▸ **Brief**
List each line of the data in which the string "this" appears.

**********

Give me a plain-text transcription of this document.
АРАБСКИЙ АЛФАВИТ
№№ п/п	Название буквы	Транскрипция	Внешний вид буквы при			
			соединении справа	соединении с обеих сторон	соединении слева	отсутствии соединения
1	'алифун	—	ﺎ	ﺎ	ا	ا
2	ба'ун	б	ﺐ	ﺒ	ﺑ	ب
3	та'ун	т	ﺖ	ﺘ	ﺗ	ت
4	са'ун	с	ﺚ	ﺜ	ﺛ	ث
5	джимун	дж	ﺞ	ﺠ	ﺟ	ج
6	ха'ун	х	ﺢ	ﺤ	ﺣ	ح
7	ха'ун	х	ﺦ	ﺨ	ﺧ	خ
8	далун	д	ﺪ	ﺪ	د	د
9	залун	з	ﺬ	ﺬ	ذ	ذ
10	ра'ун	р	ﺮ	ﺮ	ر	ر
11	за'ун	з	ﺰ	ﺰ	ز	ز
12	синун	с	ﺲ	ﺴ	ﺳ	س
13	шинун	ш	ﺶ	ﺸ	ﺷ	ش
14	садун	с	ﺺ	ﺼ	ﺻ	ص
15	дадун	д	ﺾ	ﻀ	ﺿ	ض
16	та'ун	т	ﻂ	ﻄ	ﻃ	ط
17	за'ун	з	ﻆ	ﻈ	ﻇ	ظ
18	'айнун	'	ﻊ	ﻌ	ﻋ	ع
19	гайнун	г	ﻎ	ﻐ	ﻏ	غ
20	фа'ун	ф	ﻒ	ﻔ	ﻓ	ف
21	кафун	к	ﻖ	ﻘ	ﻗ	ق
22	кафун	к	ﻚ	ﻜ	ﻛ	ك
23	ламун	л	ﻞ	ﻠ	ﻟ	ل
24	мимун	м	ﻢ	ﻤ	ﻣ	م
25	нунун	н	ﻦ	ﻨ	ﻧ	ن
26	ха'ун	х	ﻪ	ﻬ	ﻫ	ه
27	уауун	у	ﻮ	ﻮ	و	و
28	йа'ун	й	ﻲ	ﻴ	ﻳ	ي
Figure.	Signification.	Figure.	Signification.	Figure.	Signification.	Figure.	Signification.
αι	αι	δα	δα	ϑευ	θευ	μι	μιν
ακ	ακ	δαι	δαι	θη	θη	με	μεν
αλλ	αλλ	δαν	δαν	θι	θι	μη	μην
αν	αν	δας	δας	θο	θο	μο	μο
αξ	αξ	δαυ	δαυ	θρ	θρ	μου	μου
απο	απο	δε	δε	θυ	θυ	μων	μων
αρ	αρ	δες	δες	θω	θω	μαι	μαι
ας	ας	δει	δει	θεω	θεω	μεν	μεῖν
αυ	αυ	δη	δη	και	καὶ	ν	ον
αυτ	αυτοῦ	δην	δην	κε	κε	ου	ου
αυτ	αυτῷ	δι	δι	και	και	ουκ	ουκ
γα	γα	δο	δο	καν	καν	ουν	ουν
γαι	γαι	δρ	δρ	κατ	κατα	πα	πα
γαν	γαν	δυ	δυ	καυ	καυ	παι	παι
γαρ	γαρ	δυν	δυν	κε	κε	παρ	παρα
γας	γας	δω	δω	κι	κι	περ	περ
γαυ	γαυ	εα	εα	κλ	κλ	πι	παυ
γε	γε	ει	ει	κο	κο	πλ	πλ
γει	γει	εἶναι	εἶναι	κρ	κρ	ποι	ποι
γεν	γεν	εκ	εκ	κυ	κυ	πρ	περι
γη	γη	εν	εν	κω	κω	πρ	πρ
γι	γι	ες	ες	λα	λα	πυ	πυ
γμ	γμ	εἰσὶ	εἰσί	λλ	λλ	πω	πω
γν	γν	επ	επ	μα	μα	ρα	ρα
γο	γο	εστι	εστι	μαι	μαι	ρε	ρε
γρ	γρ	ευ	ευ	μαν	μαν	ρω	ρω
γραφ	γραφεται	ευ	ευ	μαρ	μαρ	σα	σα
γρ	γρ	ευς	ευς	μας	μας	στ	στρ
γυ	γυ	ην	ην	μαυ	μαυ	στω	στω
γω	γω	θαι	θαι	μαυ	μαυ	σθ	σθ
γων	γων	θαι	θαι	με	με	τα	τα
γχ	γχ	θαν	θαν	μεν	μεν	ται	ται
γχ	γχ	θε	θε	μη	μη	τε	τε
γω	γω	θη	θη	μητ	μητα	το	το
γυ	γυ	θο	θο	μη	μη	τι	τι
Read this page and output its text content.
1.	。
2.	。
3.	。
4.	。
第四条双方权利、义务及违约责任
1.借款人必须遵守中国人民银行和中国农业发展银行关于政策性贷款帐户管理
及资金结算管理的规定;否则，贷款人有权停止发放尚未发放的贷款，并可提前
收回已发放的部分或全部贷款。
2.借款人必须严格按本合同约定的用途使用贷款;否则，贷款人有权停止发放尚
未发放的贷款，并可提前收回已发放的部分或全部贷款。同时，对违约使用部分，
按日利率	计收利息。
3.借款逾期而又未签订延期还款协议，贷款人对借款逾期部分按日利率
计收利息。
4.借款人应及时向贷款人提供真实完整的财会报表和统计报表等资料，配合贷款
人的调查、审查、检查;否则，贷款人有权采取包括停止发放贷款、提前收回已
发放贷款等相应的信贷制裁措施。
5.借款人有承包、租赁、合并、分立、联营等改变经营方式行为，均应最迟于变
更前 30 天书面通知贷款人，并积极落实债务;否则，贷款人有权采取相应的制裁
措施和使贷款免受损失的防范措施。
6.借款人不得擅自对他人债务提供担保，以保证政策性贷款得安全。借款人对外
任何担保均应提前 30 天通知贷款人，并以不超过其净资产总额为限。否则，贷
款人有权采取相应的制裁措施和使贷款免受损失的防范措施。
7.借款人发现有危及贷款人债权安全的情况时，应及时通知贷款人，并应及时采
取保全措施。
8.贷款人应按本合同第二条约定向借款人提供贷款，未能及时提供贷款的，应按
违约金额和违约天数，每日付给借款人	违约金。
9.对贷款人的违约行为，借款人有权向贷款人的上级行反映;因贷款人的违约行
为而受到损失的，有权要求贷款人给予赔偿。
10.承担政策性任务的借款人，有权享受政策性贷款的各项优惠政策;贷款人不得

**********

▸ **Task answer**
Give me a plain-text transcription of this document.
Read this page and output its text content.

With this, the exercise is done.